══ PROVIDED RECORDS
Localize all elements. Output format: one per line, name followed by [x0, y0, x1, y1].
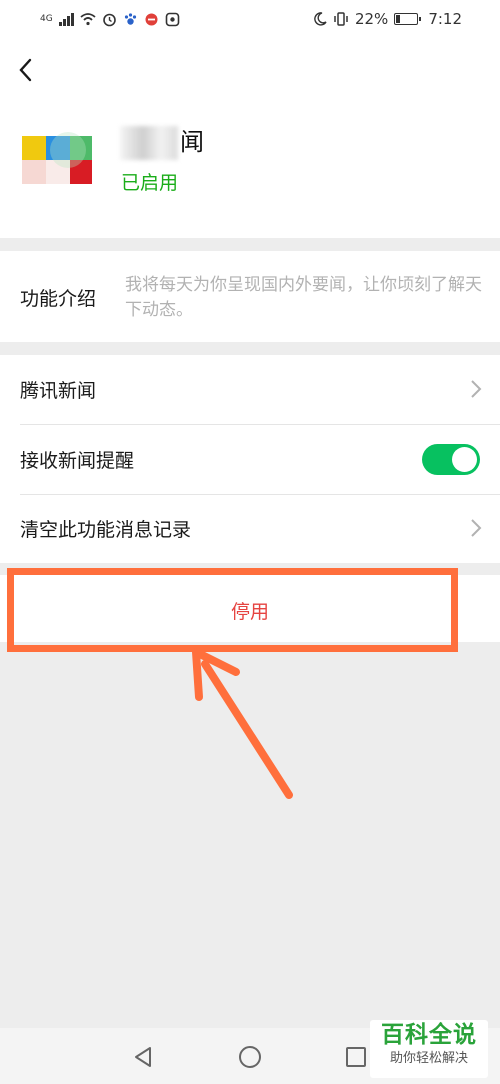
network-type: 4G [40, 14, 53, 24]
row-clear-history[interactable]: 清空此功能消息记录 [0, 494, 500, 563]
app-status: 已启用 [121, 172, 179, 194]
watermark-title: 百科全说 [381, 1022, 477, 1048]
triangle-back-icon[interactable] [130, 1044, 156, 1070]
status-left: 4G [40, 10, 180, 28]
gallery-icon [165, 12, 180, 26]
disable-button[interactable]: 停用 [0, 575, 500, 642]
paw-icon [124, 12, 136, 25]
watermark-logo: 百科全说 助你轻松解决 [370, 1020, 488, 1078]
row-label: 清空此功能消息记录 [20, 519, 192, 541]
row-news-alerts: 接收新闻提醒 [0, 425, 500, 494]
intro-card: 功能介绍 我将每天为你呈现国内外要闻，让你顷刻了解天下动态。 [0, 251, 500, 342]
battery-fill [396, 15, 401, 23]
app-name: 闻 [120, 122, 204, 160]
signal-icon [58, 12, 74, 26]
settings-card: 腾讯新闻 接收新闻提醒 清空此功能消息记录 [0, 355, 500, 563]
blurred-name [120, 126, 178, 160]
chevron-right-icon [471, 519, 482, 537]
app-notification-icon [145, 13, 158, 25]
watermark-subtitle: 助你轻松解决 [389, 1051, 468, 1066]
disable-label: 停用 [230, 601, 269, 623]
intro-text: 我将每天为你呈现国内外要闻，让你顷刻了解天下动态。 [125, 275, 482, 320]
chevron-right-icon [471, 380, 482, 398]
square-recent-icon[interactable] [343, 1044, 369, 1070]
circle-home-icon[interactable] [237, 1044, 263, 1070]
status-right: 22% 7:12 [313, 10, 462, 28]
clock-time: 7:12 [428, 10, 462, 28]
moon-icon [314, 12, 327, 26]
app-logo [20, 120, 94, 200]
status-bar: 4G 22% 7:12 [0, 0, 500, 40]
back-arrow-icon[interactable] [14, 56, 38, 84]
wifi-icon [80, 13, 96, 26]
vibrate-icon [334, 12, 348, 26]
intro-label: 功能介绍 [20, 288, 97, 310]
app-header: 闻 已启用 [0, 40, 500, 238]
row-tencent-news[interactable]: 腾讯新闻 [0, 355, 500, 424]
news-alert-toggle[interactable] [422, 444, 480, 475]
row-label: 接收新闻提醒 [20, 450, 135, 472]
battery-icon [394, 13, 422, 25]
alarm-icon [102, 13, 116, 26]
battery-percent: 22% [354, 10, 389, 28]
row-label: 腾讯新闻 [20, 380, 97, 402]
toggle-knob [452, 447, 477, 472]
app-name-visible: 闻 [180, 128, 204, 156]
════
WHAT IS REQUIRED: Identify each line in the entries above that contains the string "功能介绍" and copy those lines. Case counts.

EXERCISE OUTPUT:
intro-card: 功能介绍 我将每天为你呈现国内外要闻，让你顷刻了解天下动态。 [0, 251, 500, 342]
intro-label: 功能介绍 [20, 288, 97, 310]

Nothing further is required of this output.